EXERCISE
Output the records exactly as they appear, with no pictures included.

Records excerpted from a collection
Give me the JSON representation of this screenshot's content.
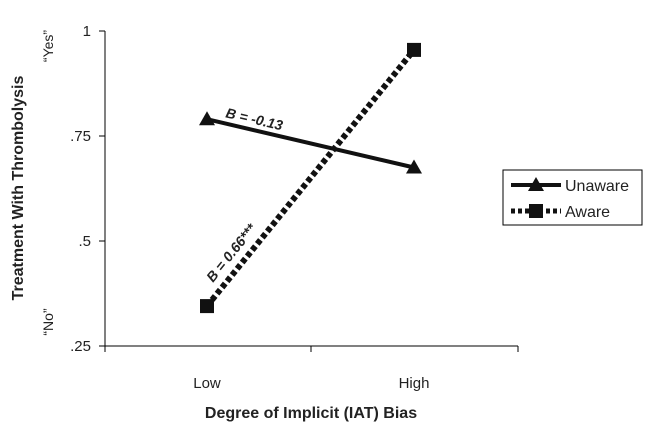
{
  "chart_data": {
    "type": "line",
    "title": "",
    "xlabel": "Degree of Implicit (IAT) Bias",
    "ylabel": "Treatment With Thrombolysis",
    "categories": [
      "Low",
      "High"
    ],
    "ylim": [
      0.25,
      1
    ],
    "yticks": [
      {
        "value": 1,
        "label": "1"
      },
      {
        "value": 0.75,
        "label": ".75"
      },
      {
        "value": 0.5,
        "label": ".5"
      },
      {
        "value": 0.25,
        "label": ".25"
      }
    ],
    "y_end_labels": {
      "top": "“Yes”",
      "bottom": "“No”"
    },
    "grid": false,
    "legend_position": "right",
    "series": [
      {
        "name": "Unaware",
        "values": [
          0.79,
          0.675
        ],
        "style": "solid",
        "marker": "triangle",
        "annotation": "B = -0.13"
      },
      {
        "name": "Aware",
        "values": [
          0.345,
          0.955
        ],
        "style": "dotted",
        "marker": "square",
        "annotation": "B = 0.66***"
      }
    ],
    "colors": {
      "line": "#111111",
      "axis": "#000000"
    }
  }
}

EXPECTED ANSWER
Give me the JSON representation of this screenshot's content.
{
  "chart_data": {
    "type": "line",
    "title": "",
    "xlabel": "Degree of Implicit (IAT) Bias",
    "ylabel": "Treatment With Thrombolysis",
    "categories": [
      "Low",
      "High"
    ],
    "ylim": [
      0.25,
      1
    ],
    "yticks": [
      {
        "value": 1,
        "label": "1"
      },
      {
        "value": 0.75,
        "label": ".75"
      },
      {
        "value": 0.5,
        "label": ".5"
      },
      {
        "value": 0.25,
        "label": ".25"
      }
    ],
    "y_end_labels": {
      "top": "“Yes”",
      "bottom": "“No”"
    },
    "grid": false,
    "legend_position": "right",
    "series": [
      {
        "name": "Unaware",
        "values": [
          0.79,
          0.675
        ],
        "style": "solid",
        "marker": "triangle",
        "annotation": "B = -0.13"
      },
      {
        "name": "Aware",
        "values": [
          0.345,
          0.955
        ],
        "style": "dotted",
        "marker": "square",
        "annotation": "B = 0.66***"
      }
    ],
    "colors": {
      "line": "#111111",
      "axis": "#000000"
    }
  }
}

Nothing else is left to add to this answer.